→ **YOUR INSTRUCTIONS**:
Read the records and write them out again exactly.

→ **DATA EXCERPTS**:

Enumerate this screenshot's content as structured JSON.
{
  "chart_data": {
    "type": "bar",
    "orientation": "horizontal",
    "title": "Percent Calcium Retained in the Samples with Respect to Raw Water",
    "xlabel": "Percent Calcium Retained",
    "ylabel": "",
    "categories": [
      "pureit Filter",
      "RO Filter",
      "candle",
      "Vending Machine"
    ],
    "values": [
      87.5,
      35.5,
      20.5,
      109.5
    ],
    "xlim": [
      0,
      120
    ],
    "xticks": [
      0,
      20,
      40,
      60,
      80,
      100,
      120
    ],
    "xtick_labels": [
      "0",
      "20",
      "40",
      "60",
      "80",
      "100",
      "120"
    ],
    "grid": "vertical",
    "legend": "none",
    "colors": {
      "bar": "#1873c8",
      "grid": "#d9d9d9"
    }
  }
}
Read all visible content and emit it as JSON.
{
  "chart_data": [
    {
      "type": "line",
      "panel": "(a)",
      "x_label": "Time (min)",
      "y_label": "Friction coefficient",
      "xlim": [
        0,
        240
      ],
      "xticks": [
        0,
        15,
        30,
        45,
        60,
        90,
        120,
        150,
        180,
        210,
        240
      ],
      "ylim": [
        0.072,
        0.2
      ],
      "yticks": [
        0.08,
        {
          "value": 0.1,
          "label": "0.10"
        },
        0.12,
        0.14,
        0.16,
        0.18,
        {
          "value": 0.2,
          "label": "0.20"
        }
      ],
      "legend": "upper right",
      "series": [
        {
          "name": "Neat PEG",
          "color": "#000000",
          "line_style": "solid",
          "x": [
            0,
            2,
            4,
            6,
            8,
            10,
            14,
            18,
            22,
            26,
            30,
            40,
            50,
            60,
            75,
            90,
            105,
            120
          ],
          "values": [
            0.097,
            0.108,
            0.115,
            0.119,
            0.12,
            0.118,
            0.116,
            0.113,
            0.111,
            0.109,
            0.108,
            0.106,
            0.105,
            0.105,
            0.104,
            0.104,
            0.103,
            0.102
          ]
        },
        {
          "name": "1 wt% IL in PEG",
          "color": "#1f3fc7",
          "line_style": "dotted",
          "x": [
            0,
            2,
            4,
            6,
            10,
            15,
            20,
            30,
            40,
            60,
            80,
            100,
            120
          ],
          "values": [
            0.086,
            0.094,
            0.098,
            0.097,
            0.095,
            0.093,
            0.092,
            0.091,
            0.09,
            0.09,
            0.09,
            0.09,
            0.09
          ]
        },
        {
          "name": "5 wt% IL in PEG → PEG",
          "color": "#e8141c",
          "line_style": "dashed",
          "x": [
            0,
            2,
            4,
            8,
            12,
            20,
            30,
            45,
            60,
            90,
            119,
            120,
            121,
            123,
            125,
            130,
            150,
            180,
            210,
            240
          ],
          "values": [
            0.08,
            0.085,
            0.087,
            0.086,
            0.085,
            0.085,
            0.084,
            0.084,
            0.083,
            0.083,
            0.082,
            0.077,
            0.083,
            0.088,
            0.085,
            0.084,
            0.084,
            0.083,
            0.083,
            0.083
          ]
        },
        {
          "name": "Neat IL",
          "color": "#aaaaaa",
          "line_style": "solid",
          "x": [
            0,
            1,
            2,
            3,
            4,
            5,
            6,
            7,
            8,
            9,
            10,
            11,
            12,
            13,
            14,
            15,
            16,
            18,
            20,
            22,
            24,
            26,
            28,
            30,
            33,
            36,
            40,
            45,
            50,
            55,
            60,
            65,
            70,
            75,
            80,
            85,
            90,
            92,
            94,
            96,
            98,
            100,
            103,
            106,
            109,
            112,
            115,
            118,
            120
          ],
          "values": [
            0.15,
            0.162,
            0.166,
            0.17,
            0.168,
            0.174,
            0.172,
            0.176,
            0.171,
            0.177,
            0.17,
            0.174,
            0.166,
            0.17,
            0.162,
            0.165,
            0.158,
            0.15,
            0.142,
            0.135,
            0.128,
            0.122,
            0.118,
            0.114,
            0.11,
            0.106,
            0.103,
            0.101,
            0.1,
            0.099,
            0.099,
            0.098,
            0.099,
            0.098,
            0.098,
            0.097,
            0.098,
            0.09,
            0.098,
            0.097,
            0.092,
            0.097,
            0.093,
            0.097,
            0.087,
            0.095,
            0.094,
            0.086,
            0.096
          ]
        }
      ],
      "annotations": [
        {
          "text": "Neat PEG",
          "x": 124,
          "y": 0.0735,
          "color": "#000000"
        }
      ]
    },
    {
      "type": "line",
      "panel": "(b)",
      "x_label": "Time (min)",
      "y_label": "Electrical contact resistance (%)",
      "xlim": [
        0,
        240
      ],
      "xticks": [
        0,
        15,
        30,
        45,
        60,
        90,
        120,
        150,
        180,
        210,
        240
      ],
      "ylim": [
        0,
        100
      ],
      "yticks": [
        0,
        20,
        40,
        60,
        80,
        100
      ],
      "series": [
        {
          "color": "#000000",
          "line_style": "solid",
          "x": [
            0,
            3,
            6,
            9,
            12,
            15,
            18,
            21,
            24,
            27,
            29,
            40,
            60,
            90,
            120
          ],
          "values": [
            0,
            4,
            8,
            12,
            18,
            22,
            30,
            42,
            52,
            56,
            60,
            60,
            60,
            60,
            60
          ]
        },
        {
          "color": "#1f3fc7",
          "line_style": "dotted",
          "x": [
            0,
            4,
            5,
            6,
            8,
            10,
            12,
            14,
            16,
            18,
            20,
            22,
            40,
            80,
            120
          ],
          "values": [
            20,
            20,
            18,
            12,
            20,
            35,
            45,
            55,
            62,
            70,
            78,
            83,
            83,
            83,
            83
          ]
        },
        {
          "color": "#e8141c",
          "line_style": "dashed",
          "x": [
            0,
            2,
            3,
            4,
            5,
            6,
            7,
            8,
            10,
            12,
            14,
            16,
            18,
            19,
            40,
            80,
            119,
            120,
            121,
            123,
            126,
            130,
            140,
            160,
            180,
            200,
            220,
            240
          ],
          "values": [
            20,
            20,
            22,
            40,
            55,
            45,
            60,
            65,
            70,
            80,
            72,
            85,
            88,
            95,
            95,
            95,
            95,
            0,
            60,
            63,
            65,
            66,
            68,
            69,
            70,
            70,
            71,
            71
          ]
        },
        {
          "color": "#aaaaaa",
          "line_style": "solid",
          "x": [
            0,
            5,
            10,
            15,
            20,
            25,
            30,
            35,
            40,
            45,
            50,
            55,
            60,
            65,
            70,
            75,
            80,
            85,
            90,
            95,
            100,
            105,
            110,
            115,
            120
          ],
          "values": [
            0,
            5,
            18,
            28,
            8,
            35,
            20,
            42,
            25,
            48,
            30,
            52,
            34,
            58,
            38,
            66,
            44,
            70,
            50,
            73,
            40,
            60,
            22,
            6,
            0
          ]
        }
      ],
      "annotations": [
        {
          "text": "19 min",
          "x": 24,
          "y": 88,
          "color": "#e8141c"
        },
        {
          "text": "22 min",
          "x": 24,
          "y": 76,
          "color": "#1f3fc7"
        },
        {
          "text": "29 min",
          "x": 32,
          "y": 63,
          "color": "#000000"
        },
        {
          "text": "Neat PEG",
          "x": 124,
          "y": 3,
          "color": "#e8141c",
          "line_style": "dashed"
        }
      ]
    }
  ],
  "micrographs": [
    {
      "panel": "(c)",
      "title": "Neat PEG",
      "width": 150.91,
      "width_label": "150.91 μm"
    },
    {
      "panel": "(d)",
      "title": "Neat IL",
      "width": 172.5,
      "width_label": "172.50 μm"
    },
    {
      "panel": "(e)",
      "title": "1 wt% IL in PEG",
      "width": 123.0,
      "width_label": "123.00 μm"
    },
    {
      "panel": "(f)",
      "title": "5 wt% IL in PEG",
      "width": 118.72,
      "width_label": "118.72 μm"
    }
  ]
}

→ **IN RESPONSE**:
Enumerate this screenshot's content as structured JSON.
{
  "chart_data": {
    "type": "bar",
    "orientation": "horizontal",
    "title": "Percent Calcium Retained in the Samples with Respect to Raw Water",
    "xlabel": "Percent Calcium Retained",
    "ylabel": "",
    "categories": [
      "pureit Filter",
      "RO Filter",
      "candle",
      "Vending Machine"
    ],
    "values": [
      87.5,
      35.5,
      20.5,
      109.5
    ],
    "xlim": [
      0,
      120
    ],
    "xticks": [
      0,
      20,
      40,
      60,
      80,
      100,
      120
    ],
    "xtick_labels": [
      "0",
      "20",
      "40",
      "60",
      "80",
      "100",
      "120"
    ],
    "grid": "vertical",
    "legend": "none",
    "colors": {
      "bar": "#1873c8",
      "grid": "#d9d9d9"
    }
  }
}
Read all visible content and emit it as JSON.
{
  "chart_data": [
    {
      "type": "line",
      "panel": "(a)",
      "x_label": "Time (min)",
      "y_label": "Friction coefficient",
      "xlim": [
        0,
        240
      ],
      "xticks": [
        0,
        15,
        30,
        45,
        60,
        90,
        120,
        150,
        180,
        210,
        240
      ],
      "ylim": [
        0.072,
        0.2
      ],
      "yticks": [
        0.08,
        {
          "value": 0.1,
          "label": "0.10"
        },
        0.12,
        0.14,
        0.16,
        0.18,
        {
          "value": 0.2,
          "label": "0.20"
        }
      ],
      "legend": "upper right",
      "series": [
        {
          "name": "Neat PEG",
          "color": "#000000",
          "line_style": "solid",
          "x": [
            0,
            2,
            4,
            6,
            8,
            10,
            14,
            18,
            22,
            26,
            30,
            40,
            50,
            60,
            75,
            90,
            105,
            120
          ],
          "values": [
            0.097,
            0.108,
            0.115,
            0.119,
            0.12,
            0.118,
            0.116,
            0.113,
            0.111,
            0.109,
            0.108,
            0.106,
            0.105,
            0.105,
            0.104,
            0.104,
            0.103,
            0.102
          ]
        },
        {
          "name": "1 wt% IL in PEG",
          "color": "#1f3fc7",
          "line_style": "dotted",
          "x": [
            0,
            2,
            4,
            6,
            10,
            15,
            20,
            30,
            40,
            60,
            80,
            100,
            120
          ],
          "values": [
            0.086,
            0.094,
            0.098,
            0.097,
            0.095,
            0.093,
            0.092,
            0.091,
            0.09,
            0.09,
            0.09,
            0.09,
            0.09
          ]
        },
        {
          "name": "5 wt% IL in PEG → PEG",
          "color": "#e8141c",
          "line_style": "dashed",
          "x": [
            0,
            2,
            4,
            8,
            12,
            20,
            30,
            45,
            60,
            90,
            119,
            120,
            121,
            123,
            125,
            130,
            150,
            180,
            210,
            240
          ],
          "values": [
            0.08,
            0.085,
            0.087,
            0.086,
            0.085,
            0.085,
            0.084,
            0.084,
            0.083,
            0.083,
            0.082,
            0.077,
            0.083,
            0.088,
            0.085,
            0.084,
            0.084,
            0.083,
            0.083,
            0.083
          ]
        },
        {
          "name": "Neat IL",
          "color": "#aaaaaa",
          "line_style": "solid",
          "x": [
            0,
            1,
            2,
            3,
            4,
            5,
            6,
            7,
            8,
            9,
            10,
            11,
            12,
            13,
            14,
            15,
            16,
            18,
            20,
            22,
            24,
            26,
            28,
            30,
            33,
            36,
            40,
            45,
            50,
            55,
            60,
            65,
            70,
            75,
            80,
            85,
            90,
            92,
            94,
            96,
            98,
            100,
            103,
            106,
            109,
            112,
            115,
            118,
            120
          ],
          "values": [
            0.15,
            0.162,
            0.166,
            0.17,
            0.168,
            0.174,
            0.172,
            0.176,
            0.171,
            0.177,
            0.17,
            0.174,
            0.166,
            0.17,
            0.162,
            0.165,
            0.158,
            0.15,
            0.142,
            0.135,
            0.128,
            0.122,
            0.118,
            0.114,
            0.11,
            0.106,
            0.103,
            0.101,
            0.1,
            0.099,
            0.099,
            0.098,
            0.099,
            0.098,
            0.098,
            0.097,
            0.098,
            0.09,
            0.098,
            0.097,
            0.092,
            0.097,
            0.093,
            0.097,
            0.087,
            0.095,
            0.094,
            0.086,
            0.096
          ]
        }
      ],
      "annotations": [
        {
          "text": "Neat PEG",
          "x": 124,
          "y": 0.0735,
          "color": "#000000"
        }
      ]
    },
    {
      "type": "line",
      "panel": "(b)",
      "x_label": "Time (min)",
      "y_label": "Electrical contact resistance (%)",
      "xlim": [
        0,
        240
      ],
      "xticks": [
        0,
        15,
        30,
        45,
        60,
        90,
        120,
        150,
        180,
        210,
        240
      ],
      "ylim": [
        0,
        100
      ],
      "yticks": [
        0,
        20,
        40,
        60,
        80,
        100
      ],
      "series": [
        {
          "color": "#000000",
          "line_style": "solid",
          "x": [
            0,
            3,
            6,
            9,
            12,
            15,
            18,
            21,
            24,
            27,
            29,
            40,
            60,
            90,
            120
          ],
          "values": [
            0,
            4,
            8,
            12,
            18,
            22,
            30,
            42,
            52,
            56,
            60,
            60,
            60,
            60,
            60
          ]
        },
        {
          "color": "#1f3fc7",
          "line_style": "dotted",
          "x": [
            0,
            4,
            5,
            6,
            8,
            10,
            12,
            14,
            16,
            18,
            20,
            22,
            40,
            80,
            120
          ],
          "values": [
            20,
            20,
            18,
            12,
            20,
            35,
            45,
            55,
            62,
            70,
            78,
            83,
            83,
            83,
            83
          ]
        },
        {
          "color": "#e8141c",
          "line_style": "dashed",
          "x": [
            0,
            2,
            3,
            4,
            5,
            6,
            7,
            8,
            10,
            12,
            14,
            16,
            18,
            19,
            40,
            80,
            119,
            120,
            121,
            123,
            126,
            130,
            140,
            160,
            180,
            200,
            220,
            240
          ],
          "values": [
            20,
            20,
            22,
            40,
            55,
            45,
            60,
            65,
            70,
            80,
            72,
            85,
            88,
            95,
            95,
            95,
            95,
            0,
            60,
            63,
            65,
            66,
            68,
            69,
            70,
            70,
            71,
            71
          ]
        },
        {
          "color": "#aaaaaa",
          "line_style": "solid",
          "x": [
            0,
            5,
            10,
            15,
            20,
            25,
            30,
            35,
            40,
            45,
            50,
            55,
            60,
            65,
            70,
            75,
            80,
            85,
            90,
            95,
            100,
            105,
            110,
            115,
            120
          ],
          "values": [
            0,
            5,
            18,
            28,
            8,
            35,
            20,
            42,
            25,
            48,
            30,
            52,
            34,
            58,
            38,
            66,
            44,
            70,
            50,
            73,
            40,
            60,
            22,
            6,
            0
          ]
        }
      ],
      "annotations": [
        {
          "text": "19 min",
          "x": 24,
          "y": 88,
          "color": "#e8141c"
        },
        {
          "text": "22 min",
          "x": 24,
          "y": 76,
          "color": "#1f3fc7"
        },
        {
          "text": "29 min",
          "x": 32,
          "y": 63,
          "color": "#000000"
        },
        {
          "text": "Neat PEG",
          "x": 124,
          "y": 3,
          "color": "#e8141c",
          "line_style": "dashed"
        }
      ]
    }
  ],
  "micrographs": [
    {
      "panel": "(c)",
      "title": "Neat PEG",
      "width": 150.91,
      "width_label": "150.91 μm"
    },
    {
      "panel": "(d)",
      "title": "Neat IL",
      "width": 172.5,
      "width_label": "172.50 μm"
    },
    {
      "panel": "(e)",
      "title": "1 wt% IL in PEG",
      "width": 123.0,
      "width_label": "123.00 μm"
    },
    {
      "panel": "(f)",
      "title": "5 wt% IL in PEG",
      "width": 118.72,
      "width_label": "118.72 μm"
    }
  ]
}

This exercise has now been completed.